■ **Challenge**:
Where the string "AKRAB" occurs in the material below, report the whole line.

Saved entries
_ _ _

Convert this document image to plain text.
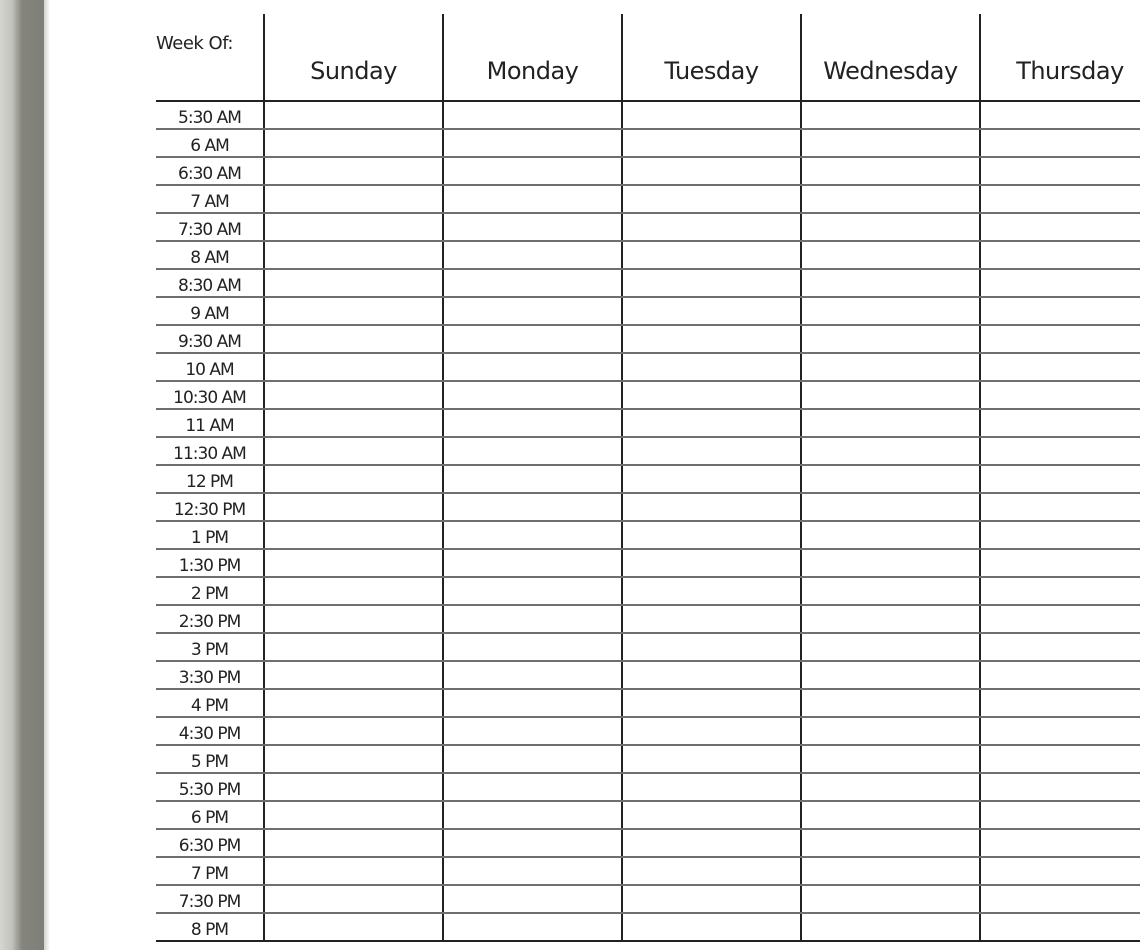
Week Of:	Sunday	Monday	Tuesday	Wednesday	Thursday
5:30 AM					
6 AM					
6:30 AM					
7 AM					
7:30 AM					
8 AM					
8:30 AM					
9 AM					
9:30 AM					
10 AM					
10:30 AM					
11 AM					
11:30 AM					
12 PM					
12:30 PM					
1 PM					
1:30 PM					
2 PM					
2:30 PM					
3 PM					
3:30 PM					
4 PM					
4:30 PM					
5 PM					
5:30 PM					
6 PM					
6:30 PM					
7 PM					
7:30 PM					
8 PM					
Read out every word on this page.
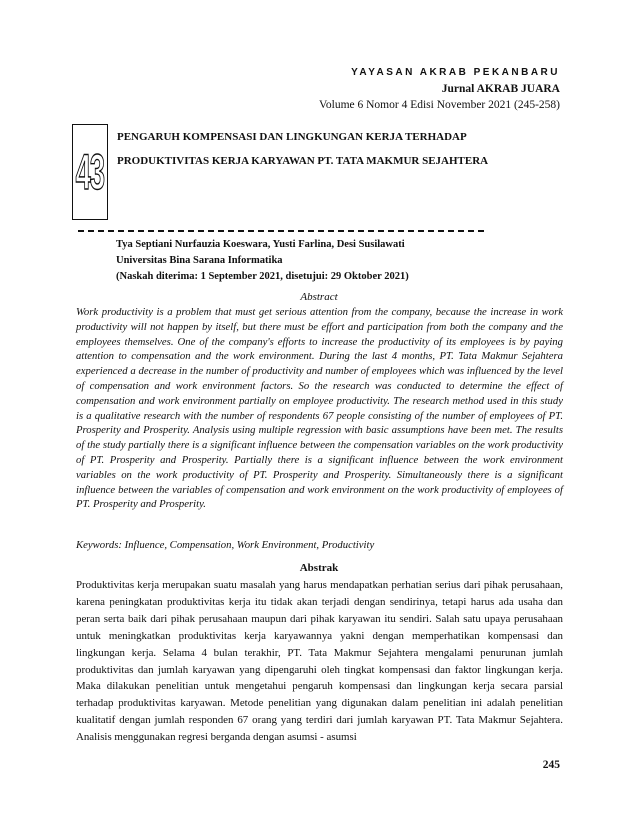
YAYASAN AKRAB PEKANBARU
Jurnal AKRAB JUARA
Volume 6 Nomor 4 Edisi November 2021 (245-258)
43
PENGARUH KOMPENSASI DAN LINGKUNGAN KERJA TERHADAP
PRODUKTIVITAS KERJA KARYAWAN PT. TATA MAKMUR SEJAHTERA
Tya Septiani Nurfauzia Koeswara, Yusti Farlina, Desi Susilawati
Universitas Bina Sarana Informatika
(Naskah diterima: 1 September 2021, disetujui: 29 Oktober 2021)
Abstract

Work productivity is a problem that must get serious attention from the company, because the increase in work productivity will not happen by itself, but there must be effort and participation from both the company and the employees themselves. One of the company's efforts to increase the productivity of its employees is by paying attention to compensation and the work environment. During the last 4 months, PT. Tata Makmur Sejahtera experienced a decrease in the number of productivity and number of employees which was influenced by the level of compensation and work environment factors. So the research was conducted to determine the effect of compensation and work environment partially on employee productivity. The research method used in this study is a qualitative research with the number of respondents 67 people consisting of the number of employees of PT. Prosperity and Prosperity. Analysis using multiple regression with basic assumptions have been met. The results of the study partially there is a significant influence between the compensation variables on the work productivity of PT. Prosperity and Prosperity. Partially there is a significant influence between the work environment variables on the work productivity of PT. Prosperity and Prosperity. Simultaneously there is a significant influence between the variables of compensation and work environment on the work productivity of employees of PT. Prosperity and Prosperity.

Keywords: Influence, Compensation, Work Environment, Productivity
Abstrak

Produktivitas kerja merupakan suatu masalah yang harus mendapatkan perhatian serius dari pihak perusahaan, karena peningkatan produktivitas kerja itu tidak akan terjadi dengan sendirinya, tetapi harus ada usaha dan peran serta baik dari pihak perusahaan maupun dari pihak karyawan itu sendiri. Salah satu upaya perusahaan untuk meningkatkan produktivitas kerja karyawannya yakni dengan memperhatikan kompensasi dan lingkungan kerja. Selama 4 bulan terakhir, PT. Tata Makmur Sejahtera mengalami penurunan jumlah produktivitas dan jumlah karyawan yang dipengaruhi oleh tingkat kompensasi dan faktor lingkungan kerja. Maka dilakukan penelitian untuk mengetahui pengaruh kompensasi dan lingkungan kerja secara parsial terhadap produktivitas karyawan. Metode penelitian yang digunakan dalam penelitian ini adalah penelitian kualitatif dengan jumlah responden 67 orang yang terdiri dari jumlah karyawan PT. Tata Makmur Sejahtera. Analisis menggunakan regresi berganda dengan asumsi - asumsi

245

_ _ _

■ **Problem solution**:
YAYASAN AKRAB PEKANBARU
Jurnal AKRAB JUARA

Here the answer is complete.